■ **Article**:
WebRTC Channel

The WebRTC channel provides real-time bidirectional communication for live conversation sessions over WebRTC DataChannels. It offers lower audio latency than the WebSocket channel by eliminating base64 encoding and reducing round-trip overhead for audio packets.

When to Use WebRTC vs WebSocket

Consideration	WebSocket	WebRTC
Audio voice input/output	base64-encoded JSON	raw binary (no encoding overhead)
Control messages (auth, commands)	JSON over TCP	JSON over SCTP (same semantics)
Connection setup	Single HTTP upgrade	HTTP signaling + DTLS/SCTP handshake
Browser native audio	Manual encoding required	`MediaStream` captured directly
Network compatibility	Works everywhere	May fail with symmetric NAT (STUN only)
Audio latency	Good	Better

Use WebRTC when audio latency matters — for example voice-first assistants where you are streaming microphone audio. Use WebSocket when you need maximum compatibility (corporate proxies, restrictive firewalls) or for text-only use cases.

Both channels are available simultaneously. The conversation protocol (message types, session lifecycle, commands) is identical between them.

Architecture

Two RTCDataChannels are created by the client before the SDP offer is sent:

control — ordered, reliable. Carries all JSON messages: auth, session lifecycle, user text input, commands, and server push events. Same protocol as WebSocket.

■ **Brief**:
Condense the paragraph of the WebRTC channel article that begins "Use WebRTC when audio latency matters" into a short bulleted list that keeps its main facts.

(Entries drawn from a collection)
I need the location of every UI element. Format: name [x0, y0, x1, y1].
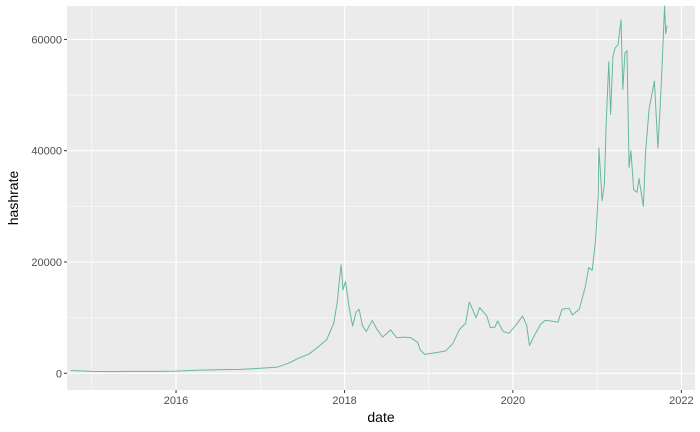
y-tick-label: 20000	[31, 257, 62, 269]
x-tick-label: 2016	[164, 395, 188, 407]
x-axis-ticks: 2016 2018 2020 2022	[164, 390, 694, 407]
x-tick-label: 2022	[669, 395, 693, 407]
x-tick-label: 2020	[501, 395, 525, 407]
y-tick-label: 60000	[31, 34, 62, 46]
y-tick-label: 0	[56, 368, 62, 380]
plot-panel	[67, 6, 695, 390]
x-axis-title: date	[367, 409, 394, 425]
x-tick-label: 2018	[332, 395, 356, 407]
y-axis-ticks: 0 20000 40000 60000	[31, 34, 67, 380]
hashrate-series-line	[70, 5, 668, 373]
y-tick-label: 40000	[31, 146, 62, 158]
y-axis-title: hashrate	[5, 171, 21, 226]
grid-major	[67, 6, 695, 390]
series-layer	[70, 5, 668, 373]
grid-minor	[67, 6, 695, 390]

---

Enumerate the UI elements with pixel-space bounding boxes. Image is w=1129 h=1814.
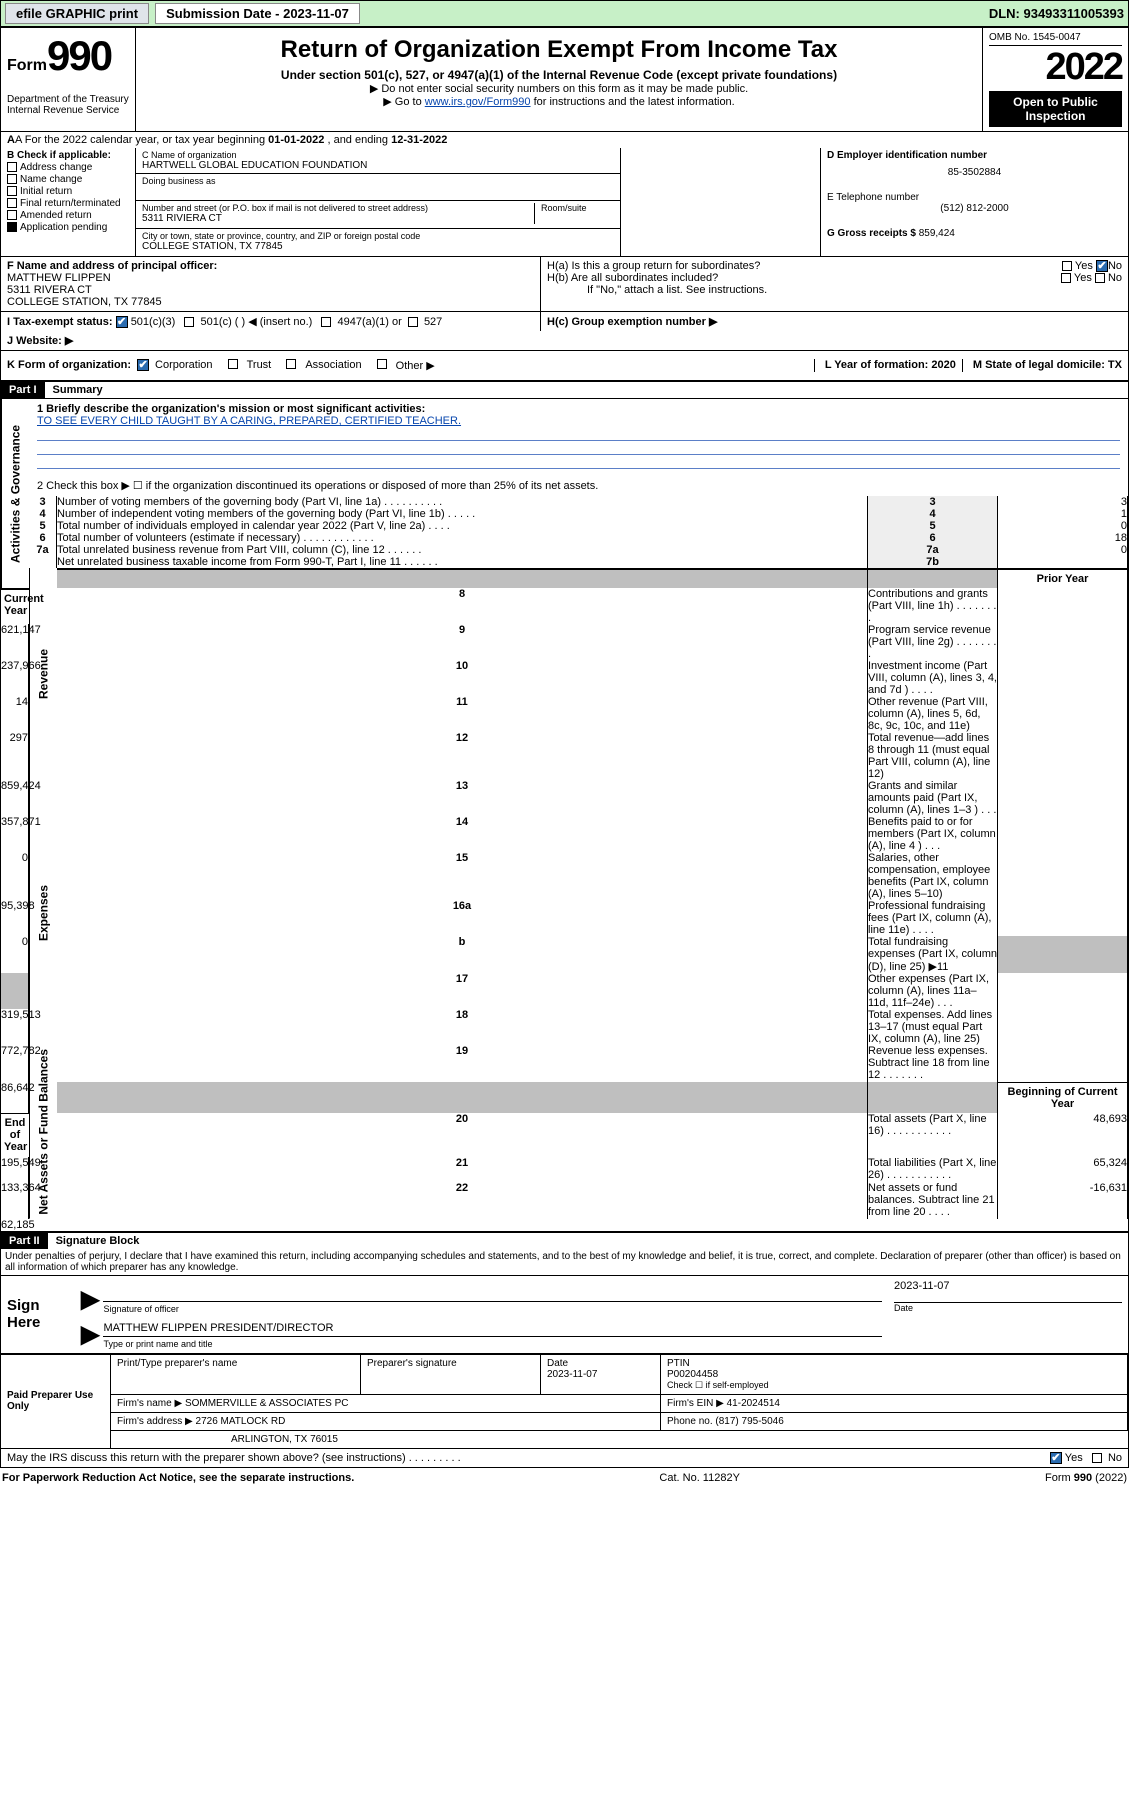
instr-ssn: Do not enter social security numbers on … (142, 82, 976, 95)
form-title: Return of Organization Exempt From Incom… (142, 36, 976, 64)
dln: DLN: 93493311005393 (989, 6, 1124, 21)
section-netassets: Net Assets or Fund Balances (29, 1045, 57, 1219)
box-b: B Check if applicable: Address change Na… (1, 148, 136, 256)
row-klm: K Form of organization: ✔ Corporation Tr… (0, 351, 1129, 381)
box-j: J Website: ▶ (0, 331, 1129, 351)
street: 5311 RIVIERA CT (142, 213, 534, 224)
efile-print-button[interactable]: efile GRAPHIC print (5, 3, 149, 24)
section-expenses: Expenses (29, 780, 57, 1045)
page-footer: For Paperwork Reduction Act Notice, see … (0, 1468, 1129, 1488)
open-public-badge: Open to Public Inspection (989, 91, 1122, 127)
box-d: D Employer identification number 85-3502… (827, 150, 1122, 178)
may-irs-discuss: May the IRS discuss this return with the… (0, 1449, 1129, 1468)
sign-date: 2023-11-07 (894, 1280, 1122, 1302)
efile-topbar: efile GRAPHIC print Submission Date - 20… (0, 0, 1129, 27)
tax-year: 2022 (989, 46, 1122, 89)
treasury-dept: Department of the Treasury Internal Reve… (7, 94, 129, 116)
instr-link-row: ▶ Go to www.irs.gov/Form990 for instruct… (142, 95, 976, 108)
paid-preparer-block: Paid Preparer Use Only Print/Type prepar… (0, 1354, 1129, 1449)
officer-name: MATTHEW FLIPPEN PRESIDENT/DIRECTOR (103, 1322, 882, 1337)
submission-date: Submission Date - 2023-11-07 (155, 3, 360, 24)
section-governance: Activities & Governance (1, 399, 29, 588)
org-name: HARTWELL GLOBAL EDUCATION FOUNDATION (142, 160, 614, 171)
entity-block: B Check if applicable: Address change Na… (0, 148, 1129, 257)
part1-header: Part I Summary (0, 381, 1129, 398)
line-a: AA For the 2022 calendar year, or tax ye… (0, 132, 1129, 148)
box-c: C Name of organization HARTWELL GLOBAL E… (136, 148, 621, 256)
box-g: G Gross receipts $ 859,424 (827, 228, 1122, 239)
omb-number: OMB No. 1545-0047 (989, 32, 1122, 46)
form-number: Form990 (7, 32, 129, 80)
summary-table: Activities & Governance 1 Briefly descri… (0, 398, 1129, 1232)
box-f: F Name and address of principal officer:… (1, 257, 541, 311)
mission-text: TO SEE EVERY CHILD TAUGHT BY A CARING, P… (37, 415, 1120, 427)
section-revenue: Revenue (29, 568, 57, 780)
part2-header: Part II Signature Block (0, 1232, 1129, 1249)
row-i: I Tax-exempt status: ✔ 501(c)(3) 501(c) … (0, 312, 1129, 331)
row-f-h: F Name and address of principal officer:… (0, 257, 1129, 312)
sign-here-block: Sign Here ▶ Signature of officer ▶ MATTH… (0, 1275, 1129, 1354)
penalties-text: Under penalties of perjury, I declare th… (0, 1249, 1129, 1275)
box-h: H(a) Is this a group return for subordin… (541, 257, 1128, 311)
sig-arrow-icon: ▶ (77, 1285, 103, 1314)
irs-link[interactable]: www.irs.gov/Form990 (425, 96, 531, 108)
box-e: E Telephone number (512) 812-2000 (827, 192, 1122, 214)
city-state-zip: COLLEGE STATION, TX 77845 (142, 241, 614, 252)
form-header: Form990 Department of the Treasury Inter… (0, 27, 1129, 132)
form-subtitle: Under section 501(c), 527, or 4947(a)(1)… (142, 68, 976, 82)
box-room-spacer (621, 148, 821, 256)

■ **Exercise result**:
- WebRTC: use when audio latency matters, such as voice-first assistants streaming microphone audio.
- WebSocket: use when maximum compatibility is needed (corporate proxies, restrictive firewalls) or for text-only use cases.